Entries from a visual dataset:
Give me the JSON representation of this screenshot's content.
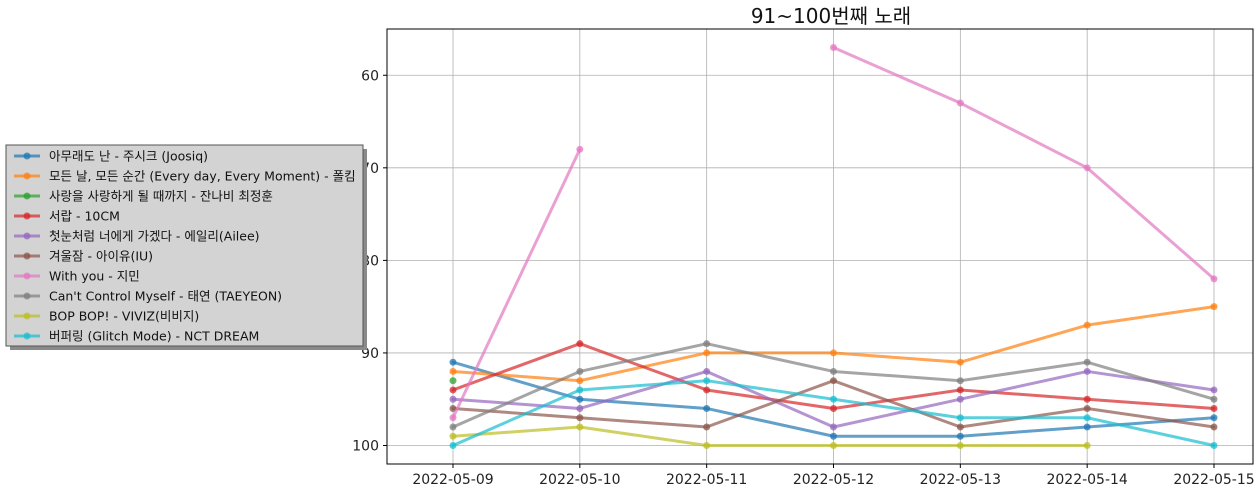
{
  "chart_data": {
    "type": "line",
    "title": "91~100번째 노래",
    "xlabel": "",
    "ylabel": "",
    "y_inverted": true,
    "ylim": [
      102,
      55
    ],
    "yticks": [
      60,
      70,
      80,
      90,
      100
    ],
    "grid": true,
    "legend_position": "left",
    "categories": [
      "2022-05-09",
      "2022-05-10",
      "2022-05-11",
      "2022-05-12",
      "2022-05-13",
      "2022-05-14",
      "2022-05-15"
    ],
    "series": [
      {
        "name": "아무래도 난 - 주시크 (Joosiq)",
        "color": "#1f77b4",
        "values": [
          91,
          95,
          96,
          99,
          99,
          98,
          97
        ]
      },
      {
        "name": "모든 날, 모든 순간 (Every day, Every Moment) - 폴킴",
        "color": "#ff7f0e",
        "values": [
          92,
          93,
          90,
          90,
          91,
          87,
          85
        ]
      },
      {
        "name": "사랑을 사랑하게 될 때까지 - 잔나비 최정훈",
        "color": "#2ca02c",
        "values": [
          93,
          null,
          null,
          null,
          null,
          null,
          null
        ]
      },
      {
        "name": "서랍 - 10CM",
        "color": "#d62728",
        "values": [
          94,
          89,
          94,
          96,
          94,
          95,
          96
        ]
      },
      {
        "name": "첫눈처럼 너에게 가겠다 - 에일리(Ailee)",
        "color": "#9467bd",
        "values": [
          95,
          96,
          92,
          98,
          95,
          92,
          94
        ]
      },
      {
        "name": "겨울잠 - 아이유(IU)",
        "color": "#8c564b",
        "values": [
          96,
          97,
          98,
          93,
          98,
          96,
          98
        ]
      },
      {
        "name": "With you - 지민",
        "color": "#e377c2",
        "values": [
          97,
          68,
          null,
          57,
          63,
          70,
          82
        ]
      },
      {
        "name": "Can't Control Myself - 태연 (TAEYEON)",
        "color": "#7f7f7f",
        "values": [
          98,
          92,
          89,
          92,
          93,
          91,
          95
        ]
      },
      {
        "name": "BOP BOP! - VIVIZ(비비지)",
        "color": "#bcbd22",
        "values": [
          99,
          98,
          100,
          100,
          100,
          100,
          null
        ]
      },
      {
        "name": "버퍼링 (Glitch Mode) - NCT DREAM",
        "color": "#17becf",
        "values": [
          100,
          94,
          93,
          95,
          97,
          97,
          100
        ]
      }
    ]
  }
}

*Aim*
Look for lines containing the string "color" and copy them all.

*Result of the exercise*
        "color": "#1f77b4",
        "color": "#ff7f0e",
        "color": "#2ca02c",
        "color": "#d62728",
        "color": "#9467bd",
        "color": "#8c564b",
        "color": "#e377c2",
        "color": "#7f7f7f",
        "color": "#bcbd22",
        "color": "#17becf",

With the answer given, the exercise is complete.